Your instructions: Return all the data below as it stands, minus the pictures.

[Extracts from a graphics dataset]
>>>

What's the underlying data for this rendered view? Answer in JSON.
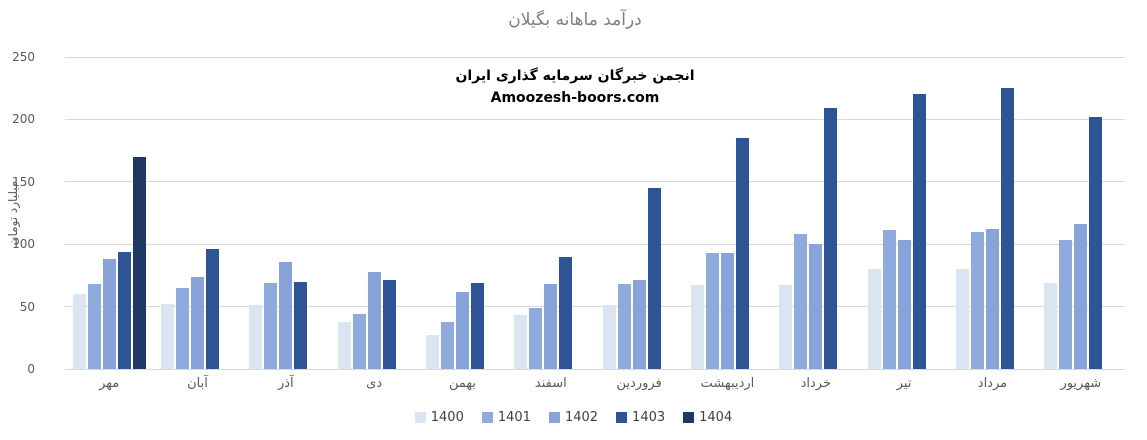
{
  "title": "درآمد ماهانه بگیلان",
  "annotation": {
    "line1": "انجمن خبرگان سرمایه گذاری ایران",
    "line2": "Amoozesh-boors.com"
  },
  "colors": {
    "title_text": "#7f7f7f",
    "axis_text": "#595959",
    "gridline": "#d9d9d9",
    "annotation_text": "#000000",
    "series_1400": "#dbe5f2",
    "series_1401": "#8faadc",
    "series_1402": "#88a3d9",
    "series_1403": "#2f5496",
    "series_1404": "#1f3864"
  },
  "chart_data": {
    "type": "bar",
    "title": "درآمد ماهانه بگیلان",
    "xlabel": "",
    "ylabel": "میلیارد تومان",
    "ylim": [
      0,
      250
    ],
    "yticks": [
      0,
      50,
      100,
      150,
      200,
      250
    ],
    "grid": true,
    "legend_position": "bottom-center",
    "categories": [
      "مهر",
      "آبان",
      "آذر",
      "دی",
      "بهمن",
      "اسفند",
      "فروردین",
      "اردیبهشت",
      "خرداد",
      "تیر",
      "مرداد",
      "شهریور"
    ],
    "series": [
      {
        "name": "1400",
        "color": "#dbe5f2",
        "values": [
          60,
          52,
          51,
          38,
          27,
          43,
          51,
          67,
          67,
          80,
          80,
          69
        ]
      },
      {
        "name": "1401",
        "color": "#8faadc",
        "values": [
          68,
          65,
          69,
          44,
          38,
          49,
          68,
          93,
          108,
          111,
          110,
          103
        ]
      },
      {
        "name": "1402",
        "color": "#88a3d9",
        "values": [
          88,
          74,
          86,
          78,
          62,
          68,
          71,
          93,
          100,
          103,
          112,
          116
        ]
      },
      {
        "name": "1403",
        "color": "#2f5496",
        "values": [
          94,
          96,
          70,
          71,
          69,
          90,
          145,
          185,
          209,
          220,
          225,
          202
        ]
      },
      {
        "name": "1404",
        "color": "#1f3864",
        "values": [
          170,
          null,
          null,
          null,
          null,
          null,
          null,
          null,
          null,
          null,
          null,
          null
        ]
      }
    ]
  }
}
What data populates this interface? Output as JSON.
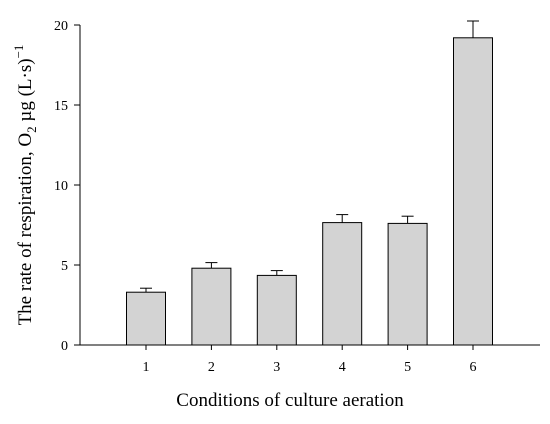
{
  "chart_data": {
    "type": "bar",
    "categories": [
      "1",
      "2",
      "3",
      "4",
      "5",
      "6"
    ],
    "values": [
      3.3,
      4.8,
      4.35,
      7.65,
      7.6,
      19.2
    ],
    "errors": [
      0.25,
      0.35,
      0.3,
      0.5,
      0.45,
      1.05
    ],
    "xlabel": "Conditions of culture aeration",
    "ylabel": {
      "prefix": "The rate of respiration, O",
      "subscript": "2",
      "unit": " µg (L·s)",
      "superscript": "−1"
    },
    "ylim": [
      0,
      20
    ],
    "yticks": [
      0,
      5,
      10,
      15,
      20
    ],
    "grid": false,
    "bar_color": "#d3d3d3",
    "edge_color": "#000000"
  }
}
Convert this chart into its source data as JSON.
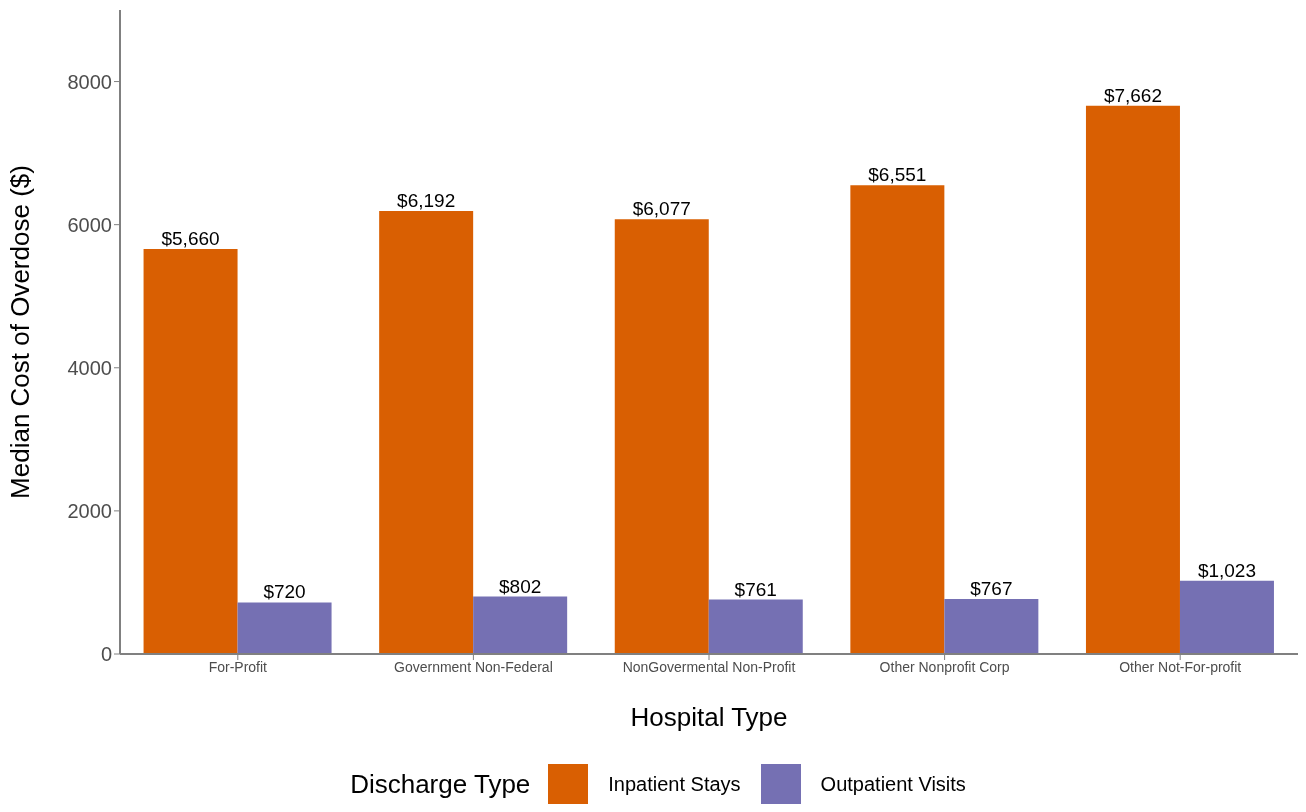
{
  "chart_data": {
    "type": "bar",
    "xlabel": "Hospital Type",
    "ylabel": "Median Cost of Overdose ($)",
    "legend_title": "Discharge Type",
    "categories": [
      "For-Profit",
      "Government Non-Federal",
      "NonGovermental Non-Profit",
      "Other Nonprofit Corp",
      "Other Not-For-profit"
    ],
    "series": [
      {
        "name": "Inpatient Stays",
        "color": "#d95f02",
        "values": [
          5660,
          6192,
          6077,
          6551,
          7662
        ],
        "value_labels": [
          "$5,660",
          "$6,192",
          "$6,077",
          "$6,551",
          "$7,662"
        ]
      },
      {
        "name": "Outpatient Visits",
        "color": "#7570b3",
        "values": [
          720,
          802,
          761,
          767,
          1023
        ],
        "value_labels": [
          "$720",
          "$802",
          "$761",
          "$767",
          "$1,023"
        ]
      }
    ],
    "ylim": [
      0,
      9000
    ],
    "yticks": [
      0,
      2000,
      4000,
      6000,
      8000
    ],
    "grid": false,
    "legend": "bottom"
  }
}
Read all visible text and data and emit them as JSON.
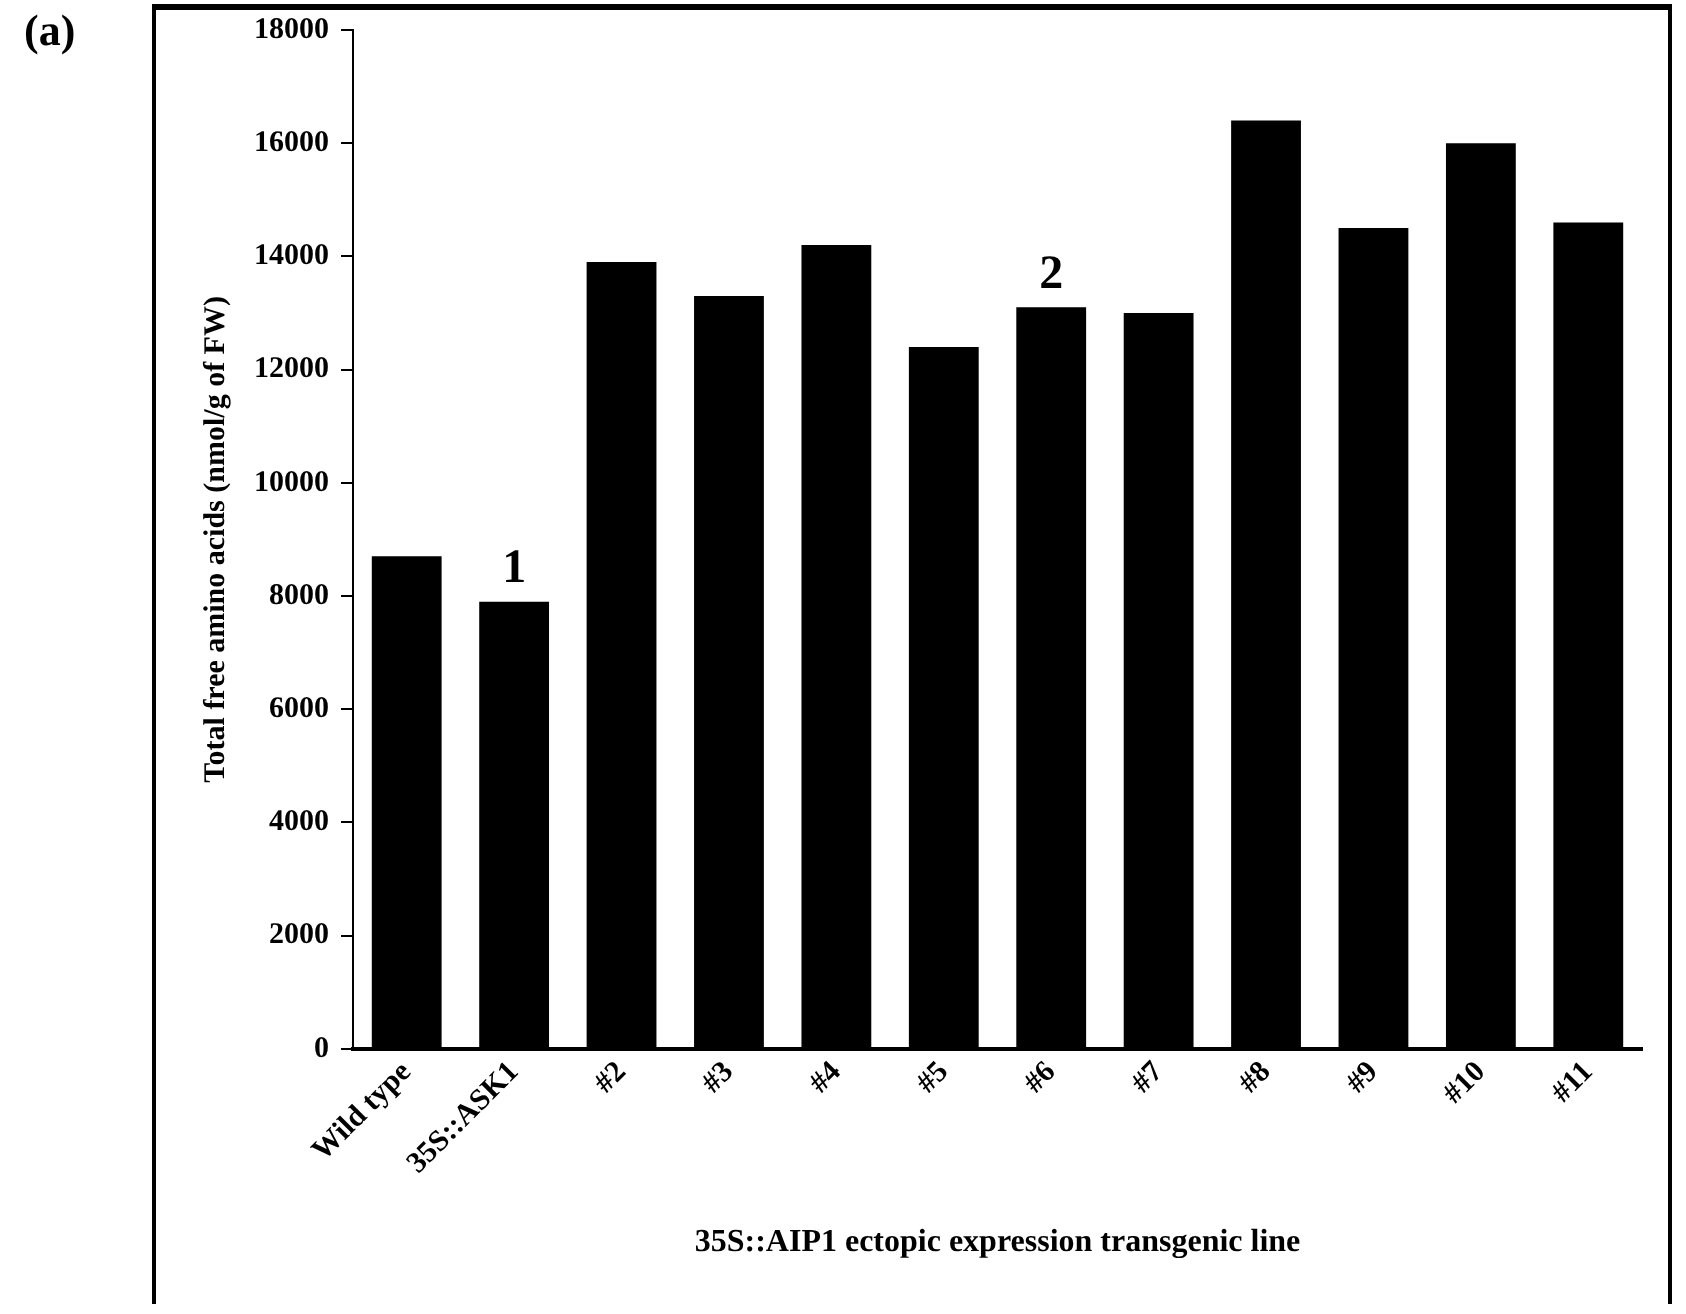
{
  "chart_data": {
    "type": "bar",
    "ylabel": "Total free amino acids (nmol/g of FW)",
    "xlabel": "35S::AIP1 ectopic expression transgenic line",
    "categories": [
      "Wild type",
      "35S::ASK1",
      "#2",
      "#3",
      "#4",
      "#5",
      "#6",
      "#7",
      "#8",
      "#9",
      "#10",
      "#11"
    ],
    "values": [
      8700,
      7900,
      13900,
      13300,
      14200,
      12400,
      13100,
      13000,
      16400,
      14500,
      16000,
      14600
    ],
    "color": "#000000",
    "ylim": [
      0,
      18000
    ],
    "yticks": [
      0,
      2000,
      4000,
      6000,
      8000,
      10000,
      12000,
      14000,
      16000,
      18000
    ],
    "grid": false,
    "legend": false,
    "annotations": [
      "(a)",
      {
        "text": "1",
        "x": "35S::ASK1",
        "y": 7900
      },
      {
        "text": "2",
        "x": "#6",
        "y": 13100
      }
    ]
  }
}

<<<

Task answer:
What's the underlying data for this rendered view? Answer in JSON.
{
  "title": "درآمد ماهانه بگیلان",
  "annotation": {
    "line1": "انجمن خبرگان سرمایه گذاری ایران",
    "line2": "Amoozesh-boors.com"
  },
  "colors": {
    "title_text": "#7f7f7f",
    "axis_text": "#595959",
    "gridline": "#d9d9d9",
    "annotation_text": "#000000",
    "series_1400": "#dbe5f2",
    "series_1401": "#8faadc",
    "series_1402": "#88a3d9",
    "series_1403": "#2f5496",
    "series_1404": "#1f3864"
  },
  "chart_data": {
    "type": "bar",
    "title": "درآمد ماهانه بگیلان",
    "xlabel": "",
    "ylabel": "میلیارد تومان",
    "ylim": [
      0,
      250
    ],
    "yticks": [
      0,
      50,
      100,
      150,
      200,
      250
    ],
    "grid": true,
    "legend_position": "bottom-center",
    "categories": [
      "مهر",
      "آبان",
      "آذر",
      "دی",
      "بهمن",
      "اسفند",
      "فروردین",
      "اردیبهشت",
      "خرداد",
      "تیر",
      "مرداد",
      "شهریور"
    ],
    "series": [
      {
        "name": "1400",
        "color": "#dbe5f2",
        "values": [
          60,
          52,
          51,
          38,
          27,
          43,
          51,
          67,
          67,
          80,
          80,
          69
        ]
      },
      {
        "name": "1401",
        "color": "#8faadc",
        "values": [
          68,
          65,
          69,
          44,
          38,
          49,
          68,
          93,
          108,
          111,
          110,
          103
        ]
      },
      {
        "name": "1402",
        "color": "#88a3d9",
        "values": [
          88,
          74,
          86,
          78,
          62,
          68,
          71,
          93,
          100,
          103,
          112,
          116
        ]
      },
      {
        "name": "1403",
        "color": "#2f5496",
        "values": [
          94,
          96,
          70,
          71,
          69,
          90,
          145,
          185,
          209,
          220,
          225,
          202
        ]
      },
      {
        "name": "1404",
        "color": "#1f3864",
        "values": [
          170,
          null,
          null,
          null,
          null,
          null,
          null,
          null,
          null,
          null,
          null,
          null
        ]
      }
    ]
  }
}
What data populates this interface? Output as JSON.
{
  "chart_data": {
    "type": "bar",
    "categories": [
      "1",
      "2",
      "3",
      "4",
      "5",
      "6"
    ],
    "values": [
      3.3,
      4.8,
      4.35,
      7.65,
      7.6,
      19.2
    ],
    "errors": [
      0.25,
      0.35,
      0.3,
      0.5,
      0.45,
      1.05
    ],
    "xlabel": "Conditions of culture aeration",
    "ylabel": {
      "prefix": "The rate of respiration, O",
      "subscript": "2",
      "unit": " µg (L·s)",
      "superscript": "−1"
    },
    "ylim": [
      0,
      20
    ],
    "yticks": [
      0,
      5,
      10,
      15,
      20
    ],
    "grid": false,
    "bar_color": "#d3d3d3",
    "edge_color": "#000000"
  }
}
Convert this chart into its source data as JSON.
{
  "chart_data": {
    "type": "bar",
    "xlabel": "Hospital Type",
    "ylabel": "Median Cost of Overdose ($)",
    "legend_title": "Discharge Type",
    "categories": [
      "For-Profit",
      "Government Non-Federal",
      "NonGovermental Non-Profit",
      "Other Nonprofit Corp",
      "Other Not-For-profit"
    ],
    "series": [
      {
        "name": "Inpatient Stays",
        "color": "#d95f02",
        "values": [
          5660,
          6192,
          6077,
          6551,
          7662
        ],
        "value_labels": [
          "$5,660",
          "$6,192",
          "$6,077",
          "$6,551",
          "$7,662"
        ]
      },
      {
        "name": "Outpatient Visits",
        "color": "#7570b3",
        "values": [
          720,
          802,
          761,
          767,
          1023
        ],
        "value_labels": [
          "$720",
          "$802",
          "$761",
          "$767",
          "$1,023"
        ]
      }
    ],
    "ylim": [
      0,
      9000
    ],
    "yticks": [
      0,
      2000,
      4000,
      6000,
      8000
    ],
    "grid": false,
    "legend": "bottom"
  }
}
Read all visible text and data and emit them as JSON.
{
  "chart_data": {
    "type": "bar",
    "ylabel": "Total free amino acids (nmol/g of FW)",
    "xlabel": "35S::AIP1 ectopic expression transgenic line",
    "categories": [
      "Wild type",
      "35S::ASK1",
      "#2",
      "#3",
      "#4",
      "#5",
      "#6",
      "#7",
      "#8",
      "#9",
      "#10",
      "#11"
    ],
    "values": [
      8700,
      7900,
      13900,
      13300,
      14200,
      12400,
      13100,
      13000,
      16400,
      14500,
      16000,
      14600
    ],
    "color": "#000000",
    "ylim": [
      0,
      18000
    ],
    "yticks": [
      0,
      2000,
      4000,
      6000,
      8000,
      10000,
      12000,
      14000,
      16000,
      18000
    ],
    "grid": false,
    "legend": false,
    "annotations": [
      "(a)",
      {
        "text": "1",
        "x": "35S::ASK1",
        "y": 7900
      },
      {
        "text": "2",
        "x": "#6",
        "y": 13100
      }
    ]
  }
}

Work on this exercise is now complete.